--- begin INPUT DATA ---
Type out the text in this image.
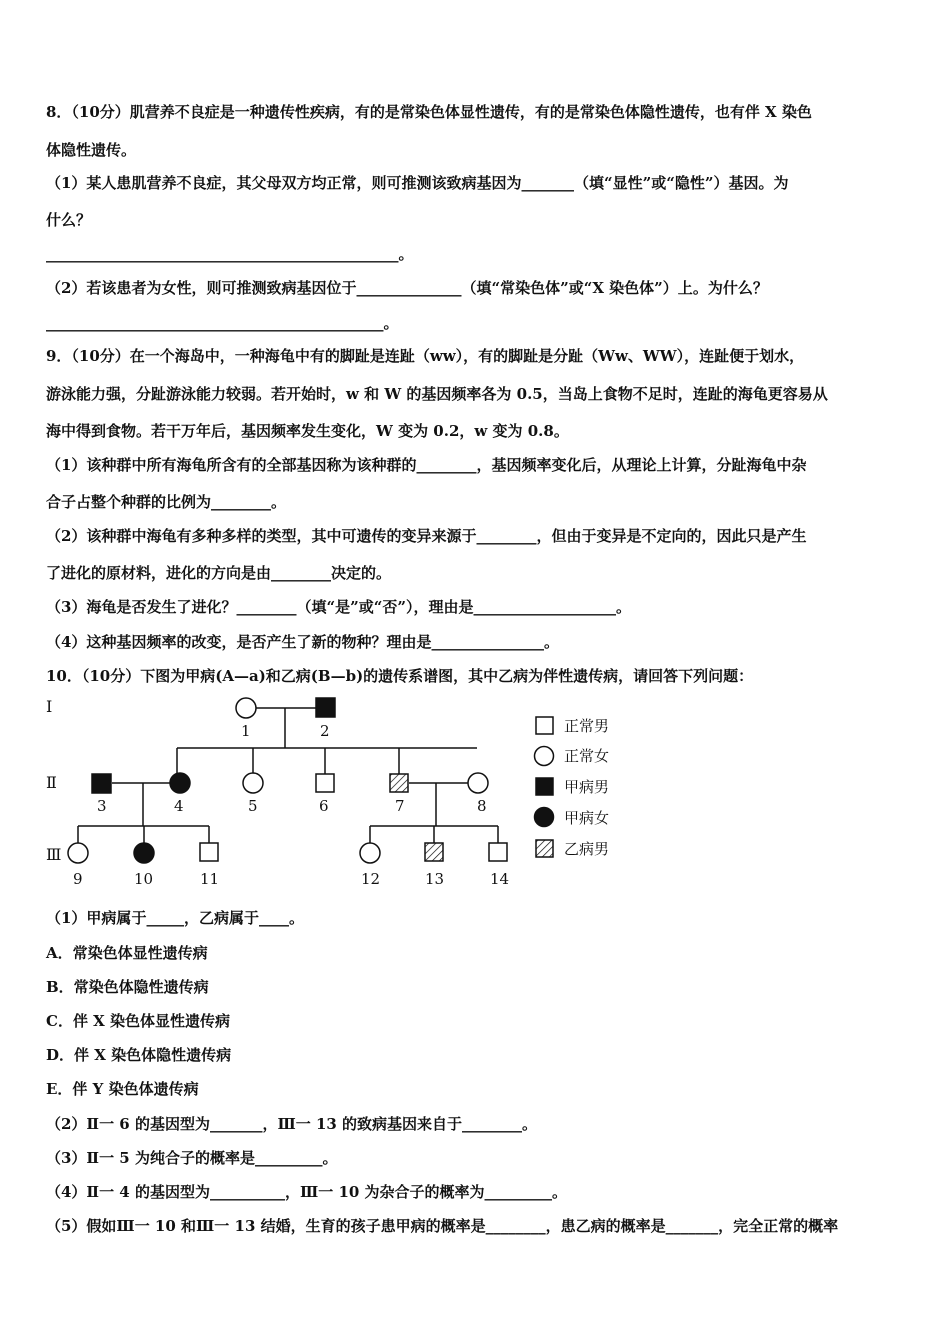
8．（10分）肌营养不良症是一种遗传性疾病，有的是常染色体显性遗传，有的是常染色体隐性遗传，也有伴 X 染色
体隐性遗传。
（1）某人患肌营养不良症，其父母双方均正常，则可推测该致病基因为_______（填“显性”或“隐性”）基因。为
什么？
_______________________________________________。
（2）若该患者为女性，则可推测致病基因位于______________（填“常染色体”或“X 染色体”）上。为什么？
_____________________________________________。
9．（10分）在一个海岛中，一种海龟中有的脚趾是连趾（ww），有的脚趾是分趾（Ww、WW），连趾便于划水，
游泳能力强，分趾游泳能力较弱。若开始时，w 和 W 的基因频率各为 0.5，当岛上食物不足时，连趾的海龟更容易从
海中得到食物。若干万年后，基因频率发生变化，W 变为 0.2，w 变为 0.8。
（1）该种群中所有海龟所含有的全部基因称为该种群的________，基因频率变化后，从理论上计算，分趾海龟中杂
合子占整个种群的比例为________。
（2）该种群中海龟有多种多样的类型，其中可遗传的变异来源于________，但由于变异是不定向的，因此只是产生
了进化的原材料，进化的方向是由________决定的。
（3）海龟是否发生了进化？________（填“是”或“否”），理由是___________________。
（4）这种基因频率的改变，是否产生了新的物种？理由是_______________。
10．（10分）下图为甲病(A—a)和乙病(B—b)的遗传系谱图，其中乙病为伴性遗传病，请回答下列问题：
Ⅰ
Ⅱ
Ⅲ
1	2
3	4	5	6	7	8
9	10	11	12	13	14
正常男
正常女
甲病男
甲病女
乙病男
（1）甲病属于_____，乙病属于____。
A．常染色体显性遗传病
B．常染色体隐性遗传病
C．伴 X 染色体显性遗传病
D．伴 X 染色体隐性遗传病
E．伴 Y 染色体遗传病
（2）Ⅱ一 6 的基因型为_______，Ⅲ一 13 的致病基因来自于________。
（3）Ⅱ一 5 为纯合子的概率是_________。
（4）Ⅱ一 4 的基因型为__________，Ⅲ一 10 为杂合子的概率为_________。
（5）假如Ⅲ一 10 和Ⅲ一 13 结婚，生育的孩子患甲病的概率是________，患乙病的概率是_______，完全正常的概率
--- end INPUT DATA ---
Repeat the listing verbatim. Skip the pictures.

§ **COMPLETE ANSWER**:
Type out the text in this image.
8．（10分）肌营养不良症是一种遗传性疾病，有的是常染色体显性遗传，有的是常染色体隐性遗传，也有伴 X 染色
体隐性遗传。
（1）某人患肌营养不良症，其父母双方均正常，则可推测该致病基因为_______（填“显性”或“隐性”）基因。为
什么？
_______________________________________________。
（2）若该患者为女性，则可推测致病基因位于______________（填“常染色体”或“X 染色体”）上。为什么？
_____________________________________________。
9．（10分）在一个海岛中，一种海龟中有的脚趾是连趾（ww），有的脚趾是分趾（Ww、WW），连趾便于划水，
游泳能力强，分趾游泳能力较弱。若开始时，w 和 W 的基因频率各为 0.5，当岛上食物不足时，连趾的海龟更容易从
海中得到食物。若干万年后，基因频率发生变化，W 变为 0.2，w 变为 0.8。
（1）该种群中所有海龟所含有的全部基因称为该种群的________，基因频率变化后，从理论上计算，分趾海龟中杂
合子占整个种群的比例为________。
（2）该种群中海龟有多种多样的类型，其中可遗传的变异来源于________，但由于变异是不定向的，因此只是产生
了进化的原材料，进化的方向是由________决定的。
（3）海龟是否发生了进化？________（填“是”或“否”），理由是___________________。
（4）这种基因频率的改变，是否产生了新的物种？理由是_______________。
10．（10分）下图为甲病(A—a)和乙病(B—b)的遗传系谱图，其中乙病为伴性遗传病，请回答下列问题：
Ⅰ
Ⅱ
Ⅲ
1	2
3	4	5	6	7	8
9	10	11	12	13	14
正常男
正常女
甲病男
甲病女
乙病男
（1）甲病属于_____，乙病属于____。
A．常染色体显性遗传病
B．常染色体隐性遗传病
C．伴 X 染色体显性遗传病
D．伴 X 染色体隐性遗传病
E．伴 Y 染色体遗传病
（2）Ⅱ一 6 的基因型为_______，Ⅲ一 13 的致病基因来自于________。
（3）Ⅱ一 5 为纯合子的概率是_________。
（4）Ⅱ一 4 的基因型为__________，Ⅲ一 10 为杂合子的概率为_________。
（5）假如Ⅲ一 10 和Ⅲ一 13 结婚，生育的孩子患甲病的概率是________，患乙病的概率是_______，完全正常的概率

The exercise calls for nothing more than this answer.